> _PROBLEM DETAILS_: All of the material should be reproduced exactly, with pictures left out.

> _RECORD SET_:
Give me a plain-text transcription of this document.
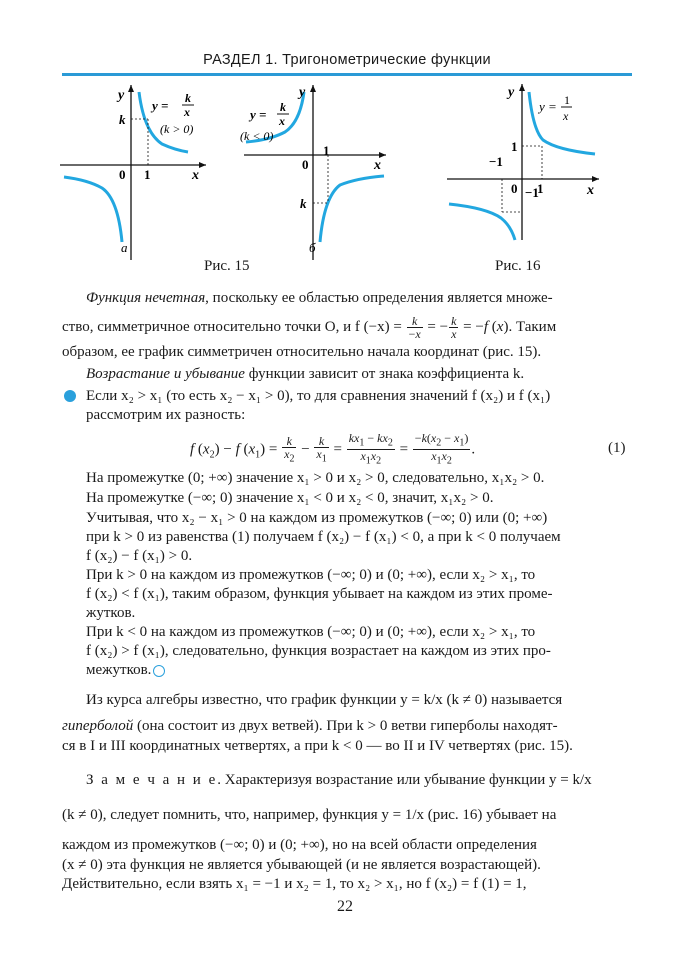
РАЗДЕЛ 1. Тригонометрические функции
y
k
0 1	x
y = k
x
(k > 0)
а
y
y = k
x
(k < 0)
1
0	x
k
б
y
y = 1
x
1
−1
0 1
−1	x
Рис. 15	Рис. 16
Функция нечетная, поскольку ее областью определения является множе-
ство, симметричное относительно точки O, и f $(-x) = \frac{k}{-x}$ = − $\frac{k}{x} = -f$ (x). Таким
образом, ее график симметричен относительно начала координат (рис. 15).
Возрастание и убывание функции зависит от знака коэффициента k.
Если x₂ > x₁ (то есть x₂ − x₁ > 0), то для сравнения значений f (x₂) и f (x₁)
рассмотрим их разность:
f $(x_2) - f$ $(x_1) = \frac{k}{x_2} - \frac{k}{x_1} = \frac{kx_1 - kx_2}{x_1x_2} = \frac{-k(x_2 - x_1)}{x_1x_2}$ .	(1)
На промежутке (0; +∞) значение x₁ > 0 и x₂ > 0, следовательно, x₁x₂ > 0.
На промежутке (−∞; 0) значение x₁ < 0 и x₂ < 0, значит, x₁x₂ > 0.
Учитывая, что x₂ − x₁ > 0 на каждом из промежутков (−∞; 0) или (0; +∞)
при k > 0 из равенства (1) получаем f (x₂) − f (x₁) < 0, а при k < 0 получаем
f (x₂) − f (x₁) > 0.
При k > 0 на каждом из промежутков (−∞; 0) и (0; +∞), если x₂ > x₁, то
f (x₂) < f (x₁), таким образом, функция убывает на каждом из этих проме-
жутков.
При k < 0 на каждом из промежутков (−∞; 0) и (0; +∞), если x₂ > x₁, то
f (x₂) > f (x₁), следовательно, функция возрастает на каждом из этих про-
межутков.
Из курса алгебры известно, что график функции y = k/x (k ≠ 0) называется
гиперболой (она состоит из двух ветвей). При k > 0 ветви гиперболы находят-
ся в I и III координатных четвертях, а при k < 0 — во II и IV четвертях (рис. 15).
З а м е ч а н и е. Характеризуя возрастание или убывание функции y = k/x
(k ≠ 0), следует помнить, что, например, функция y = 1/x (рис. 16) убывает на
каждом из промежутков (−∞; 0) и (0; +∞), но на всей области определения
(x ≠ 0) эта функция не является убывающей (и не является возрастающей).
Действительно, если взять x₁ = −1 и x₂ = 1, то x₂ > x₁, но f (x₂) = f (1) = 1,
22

> _FINAL RESULT_:
Give me a plain-text transcription of this document.
РАЗДЕЛ 1. Тригонометрические функции
y
k
0 1	x
y = k
x
(k > 0)
а
y
y = k
x
(k < 0)
1
0	x
k
б
y
y = 1
x
1
−1
0 1
−1	x
Рис. 15	Рис. 16
Функция нечетная, поскольку ее областью определения является множе-
ство, симметричное относительно точки O, и f $(-x) = \frac{k}{-x}$ = − $\frac{k}{x} = -f$ (x). Таким
образом, ее график симметричен относительно начала координат (рис. 15).
Возрастание и убывание функции зависит от знака коэффициента k.
Если x₂ > x₁ (то есть x₂ − x₁ > 0), то для сравнения значений f (x₂) и f (x₁)
рассмотрим их разность:
f $(x_2) - f$ $(x_1) = \frac{k}{x_2} - \frac{k}{x_1} = \frac{kx_1 - kx_2}{x_1x_2} = \frac{-k(x_2 - x_1)}{x_1x_2}$ .	(1)
На промежутке (0; +∞) значение x₁ > 0 и x₂ > 0, следовательно, x₁x₂ > 0.
На промежутке (−∞; 0) значение x₁ < 0 и x₂ < 0, значит, x₁x₂ > 0.
Учитывая, что x₂ − x₁ > 0 на каждом из промежутков (−∞; 0) или (0; +∞)
при k > 0 из равенства (1) получаем f (x₂) − f (x₁) < 0, а при k < 0 получаем
f (x₂) − f (x₁) > 0.
При k > 0 на каждом из промежутков (−∞; 0) и (0; +∞), если x₂ > x₁, то
f (x₂) < f (x₁), таким образом, функция убывает на каждом из этих проме-
жутков.
При k < 0 на каждом из промежутков (−∞; 0) и (0; +∞), если x₂ > x₁, то
f (x₂) > f (x₁), следовательно, функция возрастает на каждом из этих про-
межутков.
Из курса алгебры известно, что график функции y = k/x (k ≠ 0) называется
гиперболой (она состоит из двух ветвей). При k > 0 ветви гиперболы находят-
ся в I и III координатных четвертях, а при k < 0 — во II и IV четвертях (рис. 15).
З а м е ч а н и е. Характеризуя возрастание или убывание функции y = k/x
(k ≠ 0), следует помнить, что, например, функция y = 1/x (рис. 16) убывает на
каждом из промежутков (−∞; 0) и (0; +∞), но на всей области определения
(x ≠ 0) эта функция не является убывающей (и не является возрастающей).
Действительно, если взять x₁ = −1 и x₂ = 1, то x₂ > x₁, но f (x₂) = f (1) = 1,
22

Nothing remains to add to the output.